[Element and region listings]
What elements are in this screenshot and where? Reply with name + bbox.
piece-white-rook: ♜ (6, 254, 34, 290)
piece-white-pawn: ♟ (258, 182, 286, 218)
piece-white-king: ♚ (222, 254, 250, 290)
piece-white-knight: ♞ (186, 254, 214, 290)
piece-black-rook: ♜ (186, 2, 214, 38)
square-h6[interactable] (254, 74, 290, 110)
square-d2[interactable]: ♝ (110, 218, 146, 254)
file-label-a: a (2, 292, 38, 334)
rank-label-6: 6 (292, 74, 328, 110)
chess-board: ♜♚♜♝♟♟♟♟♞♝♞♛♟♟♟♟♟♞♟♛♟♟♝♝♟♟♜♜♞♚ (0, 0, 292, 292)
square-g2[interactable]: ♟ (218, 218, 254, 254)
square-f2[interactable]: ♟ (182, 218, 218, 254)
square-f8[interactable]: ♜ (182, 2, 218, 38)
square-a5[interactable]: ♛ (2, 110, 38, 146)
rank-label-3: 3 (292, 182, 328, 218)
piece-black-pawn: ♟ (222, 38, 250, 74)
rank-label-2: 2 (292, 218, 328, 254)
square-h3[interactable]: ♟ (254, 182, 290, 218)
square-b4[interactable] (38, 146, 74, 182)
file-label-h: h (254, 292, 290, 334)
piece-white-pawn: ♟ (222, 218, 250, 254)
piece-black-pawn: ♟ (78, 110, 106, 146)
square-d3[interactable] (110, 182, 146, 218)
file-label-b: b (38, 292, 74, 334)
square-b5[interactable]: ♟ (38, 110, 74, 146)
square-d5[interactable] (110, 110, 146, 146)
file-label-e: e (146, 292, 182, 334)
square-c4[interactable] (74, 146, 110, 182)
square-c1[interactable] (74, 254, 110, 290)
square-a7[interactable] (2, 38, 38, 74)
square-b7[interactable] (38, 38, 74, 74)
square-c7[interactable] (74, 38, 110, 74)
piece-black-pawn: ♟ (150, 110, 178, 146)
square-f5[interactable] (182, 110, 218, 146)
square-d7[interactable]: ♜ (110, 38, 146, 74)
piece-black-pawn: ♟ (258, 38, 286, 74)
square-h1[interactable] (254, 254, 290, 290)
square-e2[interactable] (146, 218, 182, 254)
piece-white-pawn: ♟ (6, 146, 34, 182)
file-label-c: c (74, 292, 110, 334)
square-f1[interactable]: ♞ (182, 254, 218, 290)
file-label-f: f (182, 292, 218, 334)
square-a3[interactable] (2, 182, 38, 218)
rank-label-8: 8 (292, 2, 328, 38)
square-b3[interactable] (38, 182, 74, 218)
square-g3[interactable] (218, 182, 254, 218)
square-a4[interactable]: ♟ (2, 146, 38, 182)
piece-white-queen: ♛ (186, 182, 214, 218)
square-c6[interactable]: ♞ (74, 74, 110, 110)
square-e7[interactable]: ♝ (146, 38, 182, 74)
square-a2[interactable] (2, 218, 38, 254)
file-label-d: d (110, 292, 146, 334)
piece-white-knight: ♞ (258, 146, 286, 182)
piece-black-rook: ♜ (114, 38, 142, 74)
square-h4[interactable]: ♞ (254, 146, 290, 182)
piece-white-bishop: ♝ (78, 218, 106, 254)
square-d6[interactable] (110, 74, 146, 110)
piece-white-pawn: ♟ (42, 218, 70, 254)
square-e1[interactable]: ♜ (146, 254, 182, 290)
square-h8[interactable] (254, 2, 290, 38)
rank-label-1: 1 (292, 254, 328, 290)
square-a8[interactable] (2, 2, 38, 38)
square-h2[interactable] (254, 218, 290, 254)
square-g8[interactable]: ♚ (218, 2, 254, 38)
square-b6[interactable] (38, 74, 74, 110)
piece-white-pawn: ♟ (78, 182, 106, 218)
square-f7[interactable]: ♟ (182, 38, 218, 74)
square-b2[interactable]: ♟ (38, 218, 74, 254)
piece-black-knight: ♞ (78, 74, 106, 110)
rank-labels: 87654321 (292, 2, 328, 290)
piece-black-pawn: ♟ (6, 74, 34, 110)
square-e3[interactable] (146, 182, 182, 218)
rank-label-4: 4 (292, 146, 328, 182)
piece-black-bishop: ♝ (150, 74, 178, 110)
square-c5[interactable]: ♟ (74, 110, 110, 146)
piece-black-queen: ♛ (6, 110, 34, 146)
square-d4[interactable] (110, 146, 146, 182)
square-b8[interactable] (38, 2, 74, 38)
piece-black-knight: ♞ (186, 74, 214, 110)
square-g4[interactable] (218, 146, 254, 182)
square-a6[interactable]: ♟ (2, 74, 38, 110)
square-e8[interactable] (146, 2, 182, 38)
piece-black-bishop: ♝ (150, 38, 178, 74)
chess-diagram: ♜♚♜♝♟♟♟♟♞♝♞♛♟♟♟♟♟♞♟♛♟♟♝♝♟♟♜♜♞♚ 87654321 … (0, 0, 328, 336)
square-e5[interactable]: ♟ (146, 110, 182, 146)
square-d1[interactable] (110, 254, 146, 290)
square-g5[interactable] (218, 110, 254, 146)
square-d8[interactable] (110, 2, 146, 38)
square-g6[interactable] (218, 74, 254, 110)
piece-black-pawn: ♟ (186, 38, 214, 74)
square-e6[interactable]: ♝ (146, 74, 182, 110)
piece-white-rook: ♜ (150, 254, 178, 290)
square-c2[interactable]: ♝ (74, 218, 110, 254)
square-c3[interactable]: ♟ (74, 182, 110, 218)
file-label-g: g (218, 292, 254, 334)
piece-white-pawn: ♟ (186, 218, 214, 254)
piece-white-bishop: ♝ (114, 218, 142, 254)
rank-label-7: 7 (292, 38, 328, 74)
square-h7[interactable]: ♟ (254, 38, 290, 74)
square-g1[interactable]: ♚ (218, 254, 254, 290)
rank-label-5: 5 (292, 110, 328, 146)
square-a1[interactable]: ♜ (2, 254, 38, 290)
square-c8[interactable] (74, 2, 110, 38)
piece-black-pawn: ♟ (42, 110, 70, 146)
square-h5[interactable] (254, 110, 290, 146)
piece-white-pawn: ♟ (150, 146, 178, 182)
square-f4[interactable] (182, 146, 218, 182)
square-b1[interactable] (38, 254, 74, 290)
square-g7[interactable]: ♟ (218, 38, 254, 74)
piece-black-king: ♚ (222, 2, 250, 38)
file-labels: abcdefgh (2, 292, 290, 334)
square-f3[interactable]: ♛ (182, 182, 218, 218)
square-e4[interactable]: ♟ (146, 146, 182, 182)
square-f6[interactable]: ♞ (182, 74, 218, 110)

### Task directions
Reproduce all of the rows above, replacing each occurrence of "interactable" with "clickable" and leaving everything else unchanged.

### Result of this task
What elements are in this screenshot and where? Reply with name + bbox.
piece-white-rook: ♜ (6, 254, 34, 290)
piece-white-pawn: ♟ (258, 182, 286, 218)
piece-white-king: ♚ (222, 254, 250, 290)
piece-white-knight: ♞ (186, 254, 214, 290)
piece-black-rook: ♜ (186, 2, 214, 38)
square-h6[clickable] (254, 74, 290, 110)
square-d2[clickable]: ♝ (110, 218, 146, 254)
file-label-a: a (2, 292, 38, 334)
rank-label-6: 6 (292, 74, 328, 110)
chess-board: ♜♚♜♝♟♟♟♟♞♝♞♛♟♟♟♟♟♞♟♛♟♟♝♝♟♟♜♜♞♚ (0, 0, 292, 292)
square-g2[clickable]: ♟ (218, 218, 254, 254)
square-f2[clickable]: ♟ (182, 218, 218, 254)
square-f8[clickable]: ♜ (182, 2, 218, 38)
square-a5[clickable]: ♛ (2, 110, 38, 146)
rank-label-3: 3 (292, 182, 328, 218)
piece-black-pawn: ♟ (222, 38, 250, 74)
rank-label-2: 2 (292, 218, 328, 254)
square-h3[clickable]: ♟ (254, 182, 290, 218)
square-b4[clickable] (38, 146, 74, 182)
file-label-h: h (254, 292, 290, 334)
piece-white-pawn: ♟ (222, 218, 250, 254)
piece-black-pawn: ♟ (78, 110, 106, 146)
square-d3[clickable] (110, 182, 146, 218)
file-label-b: b (38, 292, 74, 334)
square-b5[clickable]: ♟ (38, 110, 74, 146)
square-d5[clickable] (110, 110, 146, 146)
file-label-e: e (146, 292, 182, 334)
square-c4[clickable] (74, 146, 110, 182)
square-c1[clickable] (74, 254, 110, 290)
square-a7[clickable] (2, 38, 38, 74)
square-b7[clickable] (38, 38, 74, 74)
square-c7[clickable] (74, 38, 110, 74)
piece-black-pawn: ♟ (150, 110, 178, 146)
square-f5[clickable] (182, 110, 218, 146)
square-d7[clickable]: ♜ (110, 38, 146, 74)
piece-black-pawn: ♟ (258, 38, 286, 74)
square-h1[clickable] (254, 254, 290, 290)
square-e2[clickable] (146, 218, 182, 254)
piece-white-pawn: ♟ (6, 146, 34, 182)
file-label-c: c (74, 292, 110, 334)
square-f1[clickable]: ♞ (182, 254, 218, 290)
file-label-f: f (182, 292, 218, 334)
square-a3[clickable] (2, 182, 38, 218)
rank-label-8: 8 (292, 2, 328, 38)
square-b3[clickable] (38, 182, 74, 218)
square-g3[clickable] (218, 182, 254, 218)
square-a4[clickable]: ♟ (2, 146, 38, 182)
piece-white-queen: ♛ (186, 182, 214, 218)
square-c6[clickable]: ♞ (74, 74, 110, 110)
square-e7[clickable]: ♝ (146, 38, 182, 74)
square-a2[clickable] (2, 218, 38, 254)
file-label-d: d (110, 292, 146, 334)
piece-white-knight: ♞ (258, 146, 286, 182)
piece-black-rook: ♜ (114, 38, 142, 74)
square-h4[clickable]: ♞ (254, 146, 290, 182)
piece-white-bishop: ♝ (78, 218, 106, 254)
square-d6[clickable] (110, 74, 146, 110)
piece-white-pawn: ♟ (42, 218, 70, 254)
square-e1[clickable]: ♜ (146, 254, 182, 290)
square-h8[clickable] (254, 2, 290, 38)
rank-label-1: 1 (292, 254, 328, 290)
square-a8[clickable] (2, 2, 38, 38)
square-h2[clickable] (254, 218, 290, 254)
square-g8[clickable]: ♚ (218, 2, 254, 38)
square-b6[clickable] (38, 74, 74, 110)
piece-white-pawn: ♟ (78, 182, 106, 218)
square-f7[clickable]: ♟ (182, 38, 218, 74)
square-b2[clickable]: ♟ (38, 218, 74, 254)
piece-black-knight: ♞ (78, 74, 106, 110)
rank-labels: 87654321 (292, 2, 328, 290)
piece-black-pawn: ♟ (6, 74, 34, 110)
square-e3[clickable] (146, 182, 182, 218)
rank-label-4: 4 (292, 146, 328, 182)
piece-black-bishop: ♝ (150, 74, 178, 110)
square-c5[clickable]: ♟ (74, 110, 110, 146)
piece-black-queen: ♛ (6, 110, 34, 146)
square-d4[clickable] (110, 146, 146, 182)
square-b8[clickable] (38, 2, 74, 38)
piece-black-knight: ♞ (186, 74, 214, 110)
square-g4[clickable] (218, 146, 254, 182)
square-a6[clickable]: ♟ (2, 74, 38, 110)
square-e8[clickable] (146, 2, 182, 38)
piece-black-bishop: ♝ (150, 38, 178, 74)
chess-diagram: ♜♚♜♝♟♟♟♟♞♝♞♛♟♟♟♟♟♞♟♛♟♟♝♝♟♟♜♜♞♚ 87654321 … (0, 0, 328, 336)
square-e5[clickable]: ♟ (146, 110, 182, 146)
square-d1[clickable] (110, 254, 146, 290)
square-g5[clickable] (218, 110, 254, 146)
square-d8[clickable] (110, 2, 146, 38)
square-g6[clickable] (218, 74, 254, 110)
piece-black-pawn: ♟ (186, 38, 214, 74)
square-e6[clickable]: ♝ (146, 74, 182, 110)
piece-white-rook: ♜ (150, 254, 178, 290)
square-c2[clickable]: ♝ (74, 218, 110, 254)
square-c3[clickable]: ♟ (74, 182, 110, 218)
file-label-g: g (218, 292, 254, 334)
piece-white-pawn: ♟ (186, 218, 214, 254)
piece-white-bishop: ♝ (114, 218, 142, 254)
rank-label-7: 7 (292, 38, 328, 74)
square-h7[clickable]: ♟ (254, 38, 290, 74)
square-g1[clickable]: ♚ (218, 254, 254, 290)
rank-label-5: 5 (292, 110, 328, 146)
square-a1[clickable]: ♜ (2, 254, 38, 290)
square-c8[clickable] (74, 2, 110, 38)
piece-black-pawn: ♟ (42, 110, 70, 146)
square-h5[clickable] (254, 110, 290, 146)
piece-white-pawn: ♟ (150, 146, 178, 182)
square-f4[clickable] (182, 146, 218, 182)
square-b1[clickable] (38, 254, 74, 290)
square-g7[clickable]: ♟ (218, 38, 254, 74)
piece-black-king: ♚ (222, 2, 250, 38)
file-labels: abcdefgh (2, 292, 290, 334)
square-f3[clickable]: ♛ (182, 182, 218, 218)
square-e4[clickable]: ♟ (146, 146, 182, 182)
square-f6[clickable]: ♞ (182, 74, 218, 110)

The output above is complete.